## WHAT TO WORK ON
Narrow the data below down to the lines containing "DELLE".

******

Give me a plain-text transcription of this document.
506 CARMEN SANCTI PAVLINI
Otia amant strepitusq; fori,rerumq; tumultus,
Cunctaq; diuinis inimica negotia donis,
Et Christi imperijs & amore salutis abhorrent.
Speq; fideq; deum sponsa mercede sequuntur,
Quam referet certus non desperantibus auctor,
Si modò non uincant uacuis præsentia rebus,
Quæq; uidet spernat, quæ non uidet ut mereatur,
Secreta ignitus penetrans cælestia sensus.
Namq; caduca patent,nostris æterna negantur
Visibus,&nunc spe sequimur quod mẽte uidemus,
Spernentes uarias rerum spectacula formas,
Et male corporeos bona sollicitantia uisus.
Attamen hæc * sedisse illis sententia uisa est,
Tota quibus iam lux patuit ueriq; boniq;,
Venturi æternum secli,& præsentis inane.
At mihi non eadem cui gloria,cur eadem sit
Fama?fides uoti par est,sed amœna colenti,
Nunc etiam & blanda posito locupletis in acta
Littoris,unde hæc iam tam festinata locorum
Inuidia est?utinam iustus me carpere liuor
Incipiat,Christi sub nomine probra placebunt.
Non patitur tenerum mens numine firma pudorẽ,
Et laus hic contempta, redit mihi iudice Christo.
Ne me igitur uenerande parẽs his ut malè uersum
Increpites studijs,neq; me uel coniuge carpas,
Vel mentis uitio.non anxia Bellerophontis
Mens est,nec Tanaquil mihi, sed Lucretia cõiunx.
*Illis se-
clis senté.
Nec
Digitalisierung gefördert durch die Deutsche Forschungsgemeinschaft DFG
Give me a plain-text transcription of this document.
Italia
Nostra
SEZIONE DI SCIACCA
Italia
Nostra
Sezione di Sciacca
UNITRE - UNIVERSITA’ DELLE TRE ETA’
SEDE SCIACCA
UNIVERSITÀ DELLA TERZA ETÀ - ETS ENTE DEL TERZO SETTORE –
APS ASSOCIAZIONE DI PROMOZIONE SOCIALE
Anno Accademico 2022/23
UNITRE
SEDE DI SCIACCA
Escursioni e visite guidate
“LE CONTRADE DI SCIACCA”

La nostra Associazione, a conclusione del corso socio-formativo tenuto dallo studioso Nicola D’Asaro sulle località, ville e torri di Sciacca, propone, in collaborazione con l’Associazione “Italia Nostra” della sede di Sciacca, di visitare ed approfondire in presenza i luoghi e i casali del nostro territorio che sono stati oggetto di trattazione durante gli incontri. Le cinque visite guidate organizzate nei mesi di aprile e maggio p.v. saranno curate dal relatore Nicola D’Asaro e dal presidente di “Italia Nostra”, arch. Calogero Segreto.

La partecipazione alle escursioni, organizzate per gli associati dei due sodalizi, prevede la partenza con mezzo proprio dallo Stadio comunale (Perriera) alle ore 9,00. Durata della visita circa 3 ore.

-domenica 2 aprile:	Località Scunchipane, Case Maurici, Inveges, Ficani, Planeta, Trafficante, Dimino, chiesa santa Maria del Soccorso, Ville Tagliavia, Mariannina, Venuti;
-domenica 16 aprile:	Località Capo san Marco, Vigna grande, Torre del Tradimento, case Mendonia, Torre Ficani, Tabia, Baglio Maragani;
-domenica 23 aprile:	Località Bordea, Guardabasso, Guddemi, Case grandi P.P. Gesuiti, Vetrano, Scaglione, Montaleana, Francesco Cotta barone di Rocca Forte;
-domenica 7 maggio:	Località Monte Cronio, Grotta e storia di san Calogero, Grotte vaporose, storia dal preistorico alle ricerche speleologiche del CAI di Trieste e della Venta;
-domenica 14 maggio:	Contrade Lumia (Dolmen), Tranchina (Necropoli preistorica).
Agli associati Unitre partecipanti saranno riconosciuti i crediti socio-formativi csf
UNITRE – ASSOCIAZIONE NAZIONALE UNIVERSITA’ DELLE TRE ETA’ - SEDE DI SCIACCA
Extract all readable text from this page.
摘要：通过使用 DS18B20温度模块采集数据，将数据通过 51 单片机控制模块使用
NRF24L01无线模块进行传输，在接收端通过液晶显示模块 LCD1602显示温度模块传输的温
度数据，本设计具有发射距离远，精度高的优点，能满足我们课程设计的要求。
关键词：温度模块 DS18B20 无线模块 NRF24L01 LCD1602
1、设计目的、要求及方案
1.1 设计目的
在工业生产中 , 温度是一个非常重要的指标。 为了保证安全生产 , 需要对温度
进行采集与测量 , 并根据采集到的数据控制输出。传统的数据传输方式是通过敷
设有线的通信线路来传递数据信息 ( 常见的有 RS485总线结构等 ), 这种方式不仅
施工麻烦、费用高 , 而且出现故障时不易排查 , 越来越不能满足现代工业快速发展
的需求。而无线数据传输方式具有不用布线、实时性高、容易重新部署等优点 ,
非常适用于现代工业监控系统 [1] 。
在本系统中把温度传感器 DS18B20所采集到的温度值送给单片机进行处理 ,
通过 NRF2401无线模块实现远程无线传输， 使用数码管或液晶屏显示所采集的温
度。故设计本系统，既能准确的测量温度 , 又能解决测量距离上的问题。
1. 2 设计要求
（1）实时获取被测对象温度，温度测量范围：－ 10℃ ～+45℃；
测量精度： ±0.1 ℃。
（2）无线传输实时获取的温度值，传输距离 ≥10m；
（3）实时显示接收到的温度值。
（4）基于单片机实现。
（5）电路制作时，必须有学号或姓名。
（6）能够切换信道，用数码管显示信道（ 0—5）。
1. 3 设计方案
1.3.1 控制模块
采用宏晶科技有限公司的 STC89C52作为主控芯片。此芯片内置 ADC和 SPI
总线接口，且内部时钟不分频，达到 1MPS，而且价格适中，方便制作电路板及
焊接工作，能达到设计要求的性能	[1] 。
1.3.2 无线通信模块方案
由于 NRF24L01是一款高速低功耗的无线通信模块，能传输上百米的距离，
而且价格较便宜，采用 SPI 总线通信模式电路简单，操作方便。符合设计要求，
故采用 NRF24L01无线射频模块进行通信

******

## OUTPUT BELOW
UNITRE - UNIVERSITA’ DELLE TRE ETA’
UNITRE – ASSOCIAZIONE NAZIONALE UNIVERSITA’ DELLE TRE ETA’ - SEDE DI SCIACCA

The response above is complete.